» **Challenge A**: Copy the records word for word, starting at the line that contains "math: m = <box>600 374 626 387</box>" and ending at the line that contains "question-5-line-2[interactable] <box>58 579", with both of those lines included.

» **Quoted text**:
And truly, you know, she is incredibly humble, as you will hear in the episode in just a moment.
But I genuinely believe that there is a level of shakti, of power, that gets transmitted when the
teacher themselves truly embody what they’re teaching. And, like, Kara-Leah is that. Like, she is a
living, breathing example of, you know, someone on the path towards awakening and liberation.
And some of the really interesting parts of her story that truly drew me towards her work is that
she went through Kundalini awakening herself, which, like, the modern world would call
psychosis. And she writes, she’s got a book about it. Like, it’s a really, really powerful story. I
highly recommend you get the book and give that a read. But in the meantime, like, this episode
will also give you the TLDR version of the story. And she’s just, like, so real and unapologetic
about being herself. Like, I honestly see that as such an inspiration of just, like, yeah, like, let’s
enjoy life and just be here now and have the best time while we’re at it.
So I think you’re gonna love the episode. Enjoy. Without further ado, I’ll see you in there.
Yay, welcome to Resonance. I am so grateful to have you on the show, and it is so cool how the
dreams we dream eventually turn into reality. Like, I vividly remember, just as I was thinking of
starting this podcast, I already knew you. Like, I had done some in-person immersions with you. I
was like, I would love to have Kara-Leah on the podcast to share her story. And here we are today,
the dream’s coming true. So thank you from the bottom of my heart for saying yes.
Kara-Leah Grant: My pleasure. I mean, I love to talk, ha ha, and we get to talk about all the really
cool, fun things.
Viktoria Levenberg: Yes, exactly. And, you know, I would love to, as we kind of start to talk about
the cool, fun things, perhaps for people who haven’t heard of you before, who don’t know you,
you know, haven’t heard your story, would you be able to share a little bit about yourself? You
know, who you are, where you’re from, some of the key things that led you to today?

» **Task inputs**:
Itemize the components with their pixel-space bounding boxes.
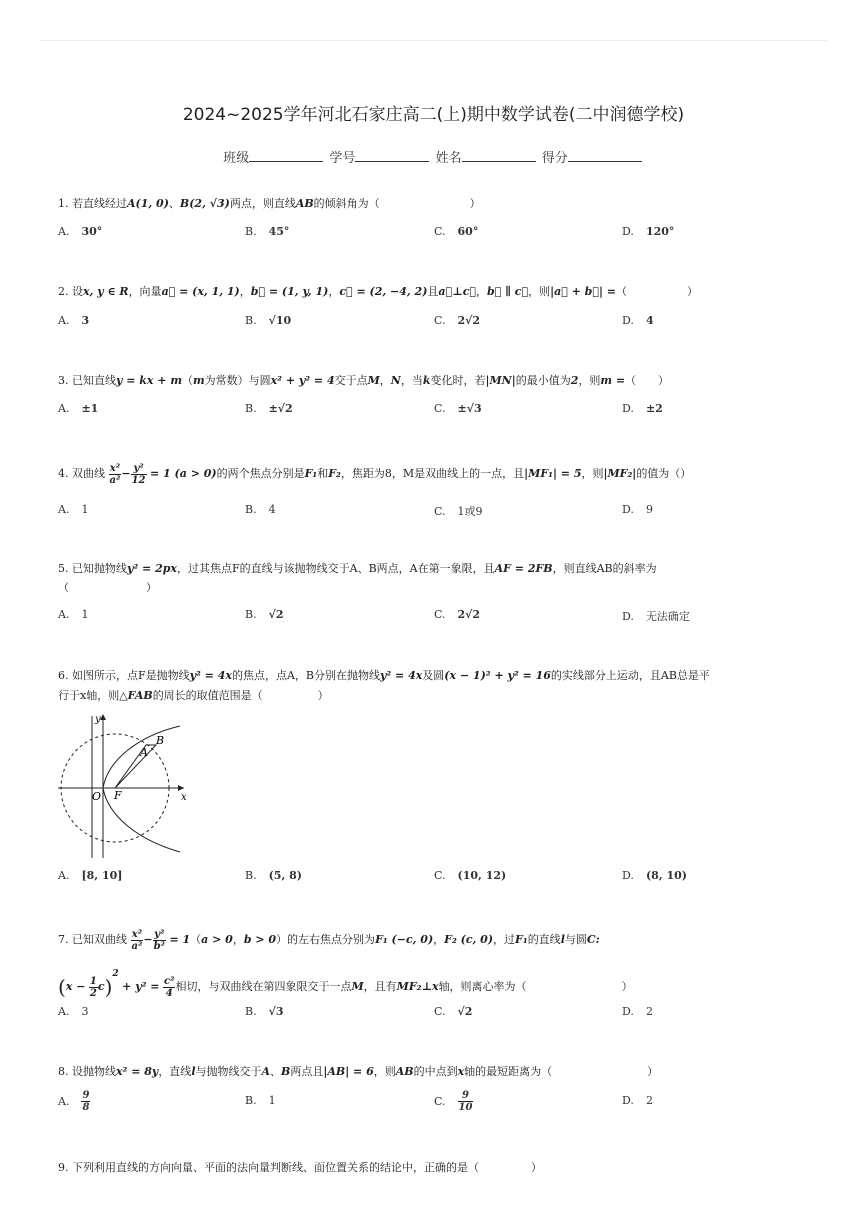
math: m = <box>600 374 626 387</box>
math: y² = 2px <box>127 562 177 575</box>
option-a[interactable] <box>58 869 122 882</box>
math: AF = 2FB <box>494 562 553 575</box>
option-a[interactable] <box>58 402 98 415</box>
math: AB <box>395 1065 414 1078</box>
option-label: A. <box>58 869 70 882</box>
option-label: C. <box>434 1005 446 1018</box>
question-text: 下列利用直线的方向向量、平面的法向量判断线、面位置关系的结论中，正确的是（ <box>72 1161 479 1174</box>
question-text: 的实线部分上运动，且AB总是平 <box>550 669 710 682</box>
fraction-denominator: 10 <box>458 1102 473 1113</box>
option-value: 2 <box>645 1094 653 1107</box>
question-text: 交于点 <box>334 374 368 387</box>
question-number: 4. <box>58 467 69 480</box>
option-a[interactable] <box>58 608 88 621</box>
question-text: ）的左右焦点分别为 <box>276 933 376 946</box>
question-text: 、 <box>168 197 180 210</box>
parabola-circle-figure <box>58 710 198 860</box>
question-4 <box>58 460 691 488</box>
math: B(2, √3) <box>179 197 230 210</box>
question-text: 设抛物线 <box>72 1065 116 1078</box>
fraction <box>81 1090 90 1113</box>
math: x <box>457 1065 465 1078</box>
question-text: ） <box>621 980 633 993</box>
question-5-line-2[interactable] <box>58 579 157 597</box>
option-b[interactable] <box>245 314 291 327</box>
question-number: 7. <box>58 933 69 946</box>
math: y² = 4x <box>379 669 423 682</box>
option-value: 4 <box>268 503 276 516</box>
page-title: 2024~2025学年河北石家庄高二(上)期中数学试卷(二中润德学校) <box>182 105 685 125</box>
question-text: 双曲线 <box>72 467 105 480</box>
question-text: 与圆 <box>564 933 587 946</box>
math: − <box>143 933 153 946</box>
math: a > 0 <box>201 933 233 946</box>
option-value: 1或9 <box>457 505 483 518</box>
option-label: D. <box>622 1005 634 1018</box>
fraction-numerator: 9 <box>82 1090 90 1101</box>
question-text: ） <box>469 197 481 210</box>
question-7 <box>58 926 600 954</box>
math: b⃗ = (1, y, 1) <box>250 285 329 298</box>
math: m <box>192 374 205 387</box>
math: F₂ (c, 0) <box>444 933 494 946</box>
option-value: 45° <box>268 225 290 238</box>
math: a⃗ = (x, 1, 1) <box>161 285 240 298</box>
question-text: ，则 <box>578 374 601 387</box>
math: l <box>191 1065 196 1078</box>
math: ) <box>104 975 113 999</box>
math: AB <box>295 197 314 210</box>
option-label: B. <box>245 608 257 621</box>
question-text: ） <box>687 285 699 298</box>
option-label: D. <box>622 1094 634 1107</box>
question-text: （ <box>616 285 628 298</box>
math: x² + y² = 4 <box>270 374 335 387</box>
math: M <box>367 374 380 387</box>
option-b[interactable] <box>245 402 293 415</box>
option-d[interactable] <box>622 225 674 238</box>
option-value: 4 <box>645 314 654 327</box>
option-label: A. <box>58 503 70 516</box>
option-a[interactable] <box>58 1005 88 1018</box>
option-d[interactable] <box>622 503 653 516</box>
math: A(1, 0) <box>127 197 169 210</box>
option-b[interactable] <box>245 608 283 621</box>
option-label: D. <box>622 503 634 516</box>
top-rule <box>40 40 827 41</box>
question-text: 和 <box>317 467 329 480</box>
class-label: 班级 <box>223 151 250 166</box>
fraction-numerator: 9 <box>458 1090 474 1102</box>
option-label: B. <box>245 314 257 327</box>
question-text: 已知双曲线 <box>72 933 127 946</box>
question-1 <box>58 195 481 213</box>
question-text: 与抛物线交于 <box>195 1065 262 1078</box>
option-label: D. <box>622 225 634 238</box>
math: 2 <box>570 374 579 387</box>
math: M <box>351 980 364 993</box>
question-text: 如图所示，点F是抛物线 <box>72 669 190 682</box>
label-x: x <box>181 792 187 803</box>
fraction-numerator: y² <box>131 463 147 475</box>
option-value: (5, 8) <box>268 869 302 882</box>
question-number: 2. <box>58 285 69 298</box>
question-text: ， <box>328 285 340 298</box>
option-d[interactable] <box>622 1005 653 1018</box>
fraction-numerator: 1 <box>89 975 97 987</box>
fraction-denominator: 2 <box>89 987 97 999</box>
option-value: 120° <box>645 225 675 238</box>
question-text: 的中点到 <box>413 1065 458 1078</box>
question-text: 、 <box>270 1065 282 1078</box>
option-value: [8, 10] <box>81 869 123 882</box>
question-text: ，则 <box>581 467 604 480</box>
question-text: （ <box>190 933 202 946</box>
option-value: 1 <box>268 1094 276 1107</box>
option-value: 无法确定 <box>645 610 690 623</box>
option-label: A. <box>58 608 70 621</box>
math: l <box>560 933 565 946</box>
math: c <box>97 980 105 993</box>
question-text: 的倾斜角为（ <box>313 197 380 210</box>
question-6-line-2 <box>58 687 329 705</box>
fraction-denominator: a² <box>131 940 143 952</box>
option-b[interactable] <box>245 225 289 238</box>
x-axis-arrow <box>178 785 184 791</box>
option-value: ±√2 <box>268 402 293 415</box>
label-a: A <box>140 746 148 759</box>
math: |MN| <box>485 374 516 387</box>
question-text: ， <box>476 285 487 298</box>
question-text: ，则直线AB的斜率为 <box>552 562 657 575</box>
option-d[interactable] <box>622 608 690 624</box>
fraction <box>131 929 144 952</box>
math: ( <box>58 975 66 999</box>
option-value: (8, 10) <box>645 869 687 882</box>
math: MF₂⊥x <box>396 980 439 993</box>
option-c[interactable] <box>434 1005 472 1018</box>
fraction-denominator: 12 <box>131 474 146 486</box>
math: + y² = <box>122 980 160 993</box>
question-5 <box>58 560 657 578</box>
question-text: 及圆 <box>422 669 445 682</box>
question-text: 的直线 <box>527 933 561 946</box>
math: △FAB <box>119 689 153 702</box>
question-text: 的两个焦点分别是 <box>216 467 305 480</box>
option-b[interactable] <box>245 503 276 516</box>
option-d[interactable] <box>622 869 687 882</box>
option-value: 60° <box>457 225 479 238</box>
option-value: 2 <box>645 1005 653 1018</box>
options-q1 <box>58 225 818 245</box>
fraction-denominator: 8 <box>82 1102 90 1113</box>
question-text: 轴的最短距离为（ <box>464 1065 553 1078</box>
triangle-fab <box>115 745 156 788</box>
math: B <box>281 1065 291 1078</box>
question-text: （ ） <box>625 374 670 387</box>
fraction <box>458 1090 474 1113</box>
option-b[interactable] <box>245 1005 283 1018</box>
question-text: 的周长的取值范围是（ ） <box>152 689 329 702</box>
name-label: 姓名 <box>435 151 462 166</box>
question-text: ，向量 <box>128 285 162 298</box>
option-label: B. <box>245 1094 257 1107</box>
math: F₁ <box>515 933 528 946</box>
option-label: B. <box>245 869 257 882</box>
question-text: ， <box>433 933 445 946</box>
question-number: 5. <box>58 562 69 575</box>
option-label: A. <box>58 314 70 327</box>
question-number: 6. <box>58 669 69 682</box>
option-value: √2 <box>457 1005 473 1018</box>
fraction-numerator: x² <box>131 928 143 940</box>
math: k <box>422 374 431 387</box>
math: x² = 8y <box>116 1065 159 1078</box>
question-text: 为常数）与圆 <box>204 374 271 387</box>
math: c⃗ = (2, −4, 2) <box>339 285 428 298</box>
option-label: A. <box>58 1095 70 1108</box>
option-value: 2√2 <box>457 314 481 327</box>
math: = 1 <box>169 933 191 946</box>
label-y: y <box>95 714 101 725</box>
option-value: 3 <box>81 314 90 327</box>
question-text: ，则 <box>373 1065 396 1078</box>
fraction <box>153 929 166 952</box>
y-axis-arrow <box>100 714 106 720</box>
options-q7 <box>58 1005 818 1025</box>
options-q8 <box>58 1090 818 1124</box>
option-c[interactable] <box>434 503 483 519</box>
question-text: 且 <box>427 285 439 298</box>
question-6 <box>58 667 710 685</box>
question-text: ，过其焦点F的直线与该抛物线交于A、B两点，A在第一象限，且 <box>177 562 495 575</box>
question-text: 设 <box>72 285 83 298</box>
question-number: 9. <box>58 1161 69 1174</box>
question-text: ， <box>379 374 391 387</box>
option-label: A. <box>58 1005 70 1018</box>
question-text: 行于x轴，则 <box>58 689 120 702</box>
fraction-denominator: 4 <box>165 987 173 999</box>
option-a[interactable] <box>58 314 89 327</box>
question-8 <box>58 1063 658 1081</box>
math: − <box>121 467 131 480</box>
option-c[interactable] <box>434 608 480 621</box>
question-text: ，则 <box>528 285 551 298</box>
question-text: ，焦距为8，M是双曲线上的一点，且 <box>340 467 525 480</box>
math: = 1 (a > 0) <box>150 467 217 480</box>
fraction-denominator: b² <box>153 940 165 952</box>
option-c[interactable] <box>434 314 480 327</box>
option-label: B. <box>245 503 257 516</box>
question-text: ） <box>647 1065 659 1078</box>
question-text: ，直线 <box>158 1065 192 1078</box>
fraction <box>131 463 147 486</box>
answer-blank[interactable]: （ ） <box>58 581 157 594</box>
option-label: B. <box>245 402 257 415</box>
math: y² = 4x <box>189 669 232 682</box>
label-b: B <box>156 734 165 747</box>
question-text: 轴，则离心率为（ <box>438 980 527 993</box>
options-q3 <box>58 402 818 422</box>
math: A <box>261 1065 271 1078</box>
name-blank[interactable] <box>462 149 536 162</box>
option-label: A. <box>58 402 70 415</box>
option-value: (10, 12) <box>457 869 507 882</box>
question-number: 3. <box>58 374 69 387</box>
option-label: B. <box>245 225 257 238</box>
question-text: 两点且 <box>290 1065 324 1078</box>
option-c[interactable] <box>434 402 482 415</box>
number-label: 学号 <box>329 151 356 166</box>
options-q4 <box>58 503 818 523</box>
question-7-line-2 <box>58 958 633 1003</box>
fraction <box>89 976 98 999</box>
math: b > 0 <box>243 933 277 946</box>
math: |a⃗ + b⃗| = <box>550 285 617 298</box>
option-label: D. <box>622 610 634 623</box>
question-2 <box>58 283 698 301</box>
math: F₁ (−c, 0) <box>375 933 434 946</box>
math: y = kx + m <box>116 374 182 387</box>
question-text: ， <box>239 285 251 298</box>
fraction <box>163 976 175 999</box>
label-f: F <box>114 789 122 802</box>
math: C: <box>586 933 600 946</box>
question-text: ） <box>531 1161 542 1174</box>
option-value: 1 <box>81 503 89 516</box>
option-value: √3 <box>268 1005 284 1018</box>
question-9 <box>58 1159 542 1177</box>
options-q5 <box>58 608 818 628</box>
question-text: ，当 <box>400 374 423 387</box>
question-text: 若直线经过 <box>72 197 127 210</box>
options-q2 <box>58 314 818 334</box>
option-value: ±1 <box>81 402 99 415</box>
option-value: ±√3 <box>457 402 482 415</box>
math: (x − 1)² + y² = 16 <box>444 669 551 682</box>
math: a⃗⊥c⃗ <box>438 285 476 298</box>
option-label: C. <box>434 505 446 518</box>
option-value: 1 <box>81 608 89 621</box>
question-text: 变化时，若 <box>430 374 486 387</box>
options-q6 <box>58 869 818 889</box>
fraction-denominator: a² <box>109 474 121 486</box>
question-number: 8. <box>58 1065 69 1078</box>
option-value: ±2 <box>645 402 663 415</box>
math: x − <box>65 980 86 993</box>
option-c[interactable] <box>434 1090 473 1113</box>
option-value: √10 <box>268 314 292 327</box>
fraction <box>109 463 122 486</box>
question-3 <box>58 372 669 390</box>
number-blank[interactable] <box>355 149 429 162</box>
question-text: 的焦点，点A，B分别在抛物线 <box>231 669 380 682</box>
option-a[interactable] <box>58 1090 90 1113</box>
label-o: O <box>92 790 102 803</box>
option-c[interactable] <box>434 225 478 238</box>
question-text: 的值为（） <box>636 467 692 480</box>
math: b⃗ ∥ c⃗ <box>487 285 529 298</box>
option-label: B. <box>245 1005 257 1018</box>
question-text: ，且有 <box>363 980 397 993</box>
math: x, y ∈ R <box>83 285 129 298</box>
option-label: C. <box>434 225 446 238</box>
fraction-numerator: x² <box>109 462 121 474</box>
option-b[interactable] <box>245 869 302 882</box>
question-text: （ <box>181 374 193 387</box>
option-label: A. <box>58 225 70 238</box>
option-label: C. <box>434 402 446 415</box>
option-label: C. <box>434 608 446 621</box>
math: F₁ <box>304 467 318 480</box>
math: |MF₂| <box>603 467 637 480</box>
option-value: 30° <box>81 225 103 238</box>
option-label: D. <box>622 402 634 415</box>
question-text: 已知直线 <box>72 374 116 387</box>
option-a[interactable] <box>58 225 102 238</box>
option-value: 9 <box>645 503 653 516</box>
math: F₂ <box>328 467 341 480</box>
option-label: D. <box>622 314 634 327</box>
class-blank[interactable] <box>249 149 323 162</box>
score-blank[interactable] <box>568 149 642 162</box>
option-d[interactable] <box>622 1094 653 1107</box>
option-d[interactable] <box>622 314 654 327</box>
option-a[interactable] <box>58 503 88 516</box>
option-value: √2 <box>268 608 284 621</box>
option-c[interactable] <box>434 869 506 882</box>
option-label: C. <box>434 314 446 327</box>
option-d[interactable] <box>622 402 663 415</box>
question-number: 1. <box>58 197 69 210</box>
option-b[interactable] <box>245 1094 276 1107</box>
question-text: ，过 <box>493 933 516 946</box>
student-info-line <box>0 147 867 166</box>
question-text: 两点，则直线 <box>229 197 296 210</box>
math: |MF₁| = 5 <box>524 467 582 480</box>
option-label: C. <box>434 1095 446 1108</box>
question-text: ， <box>232 933 244 946</box>
question-text: 已知抛物线 <box>72 562 127 575</box>
fraction-numerator: y² <box>154 928 165 940</box>
math: |AB| = 6 <box>323 1065 374 1078</box>
question-text: 相切，与双曲线在第四象限交于一点 <box>175 980 352 993</box>
option-label: C. <box>434 869 446 882</box>
question-text: 的最小值为 <box>515 374 571 387</box>
option-value: 3 <box>81 1005 89 1018</box>
math: 2 <box>112 969 119 979</box>
math: N <box>390 374 401 387</box>
option-value: 2√2 <box>457 608 481 621</box>
score-label: 得分 <box>541 151 568 166</box>
fraction-numerator: c² <box>163 975 175 987</box>
option-label: D. <box>622 869 634 882</box>
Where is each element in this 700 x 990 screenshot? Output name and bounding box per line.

» **Challenge B**:
Answer these questions about the podcast transcript:
(i) What is the name of the show Kara-Leah Grant is welcomed to?
(ii) What did Kara-Leah go through that the modern world would call psychosis?
(iii) What had the host already done with Kara-Leah before starting the podcast?

» **Worked solution A**:
math: m = <box>600 374 626 387</box>
math: y² = 2px <box>127 562 177 575</box>
option-a[interactable] <box>58 869 122 882</box>
math: AF = 2FB <box>494 562 553 575</box>
option-a[interactable] <box>58 402 98 415</box>
math: AB <box>395 1065 414 1078</box>
option-label: A. <box>58 869 70 882</box>
option-label: C. <box>434 1005 446 1018</box>
question-text: 下列利用直线的方向向量、平面的法向量判断线、面位置关系的结论中，正确的是（ <box>72 1161 479 1174</box>
question-text: 的实线部分上运动，且AB总是平 <box>550 669 710 682</box>
fraction-denominator: 10 <box>458 1102 473 1113</box>
option-value: 2 <box>645 1094 653 1107</box>
question-text: 交于点 <box>334 374 368 387</box>
question-number: 4. <box>58 467 69 480</box>
option-a[interactable] <box>58 608 88 621</box>
question-text: ）的左右焦点分别为 <box>276 933 376 946</box>
question-text: 、 <box>168 197 180 210</box>
parabola-circle-figure <box>58 710 198 860</box>
question-4 <box>58 460 691 488</box>
math: B(2, √3) <box>179 197 230 210</box>
question-text: 设抛物线 <box>72 1065 116 1078</box>
fraction <box>81 1090 90 1113</box>
math: x <box>457 1065 465 1078</box>
question-text: ） <box>621 980 633 993</box>
question-5-line-2[interactable] <box>58 579 157 597</box>

» **Worked solution B**:
(i) Resonance
(ii) Kundalini awakening
(iii) Some in-person immersions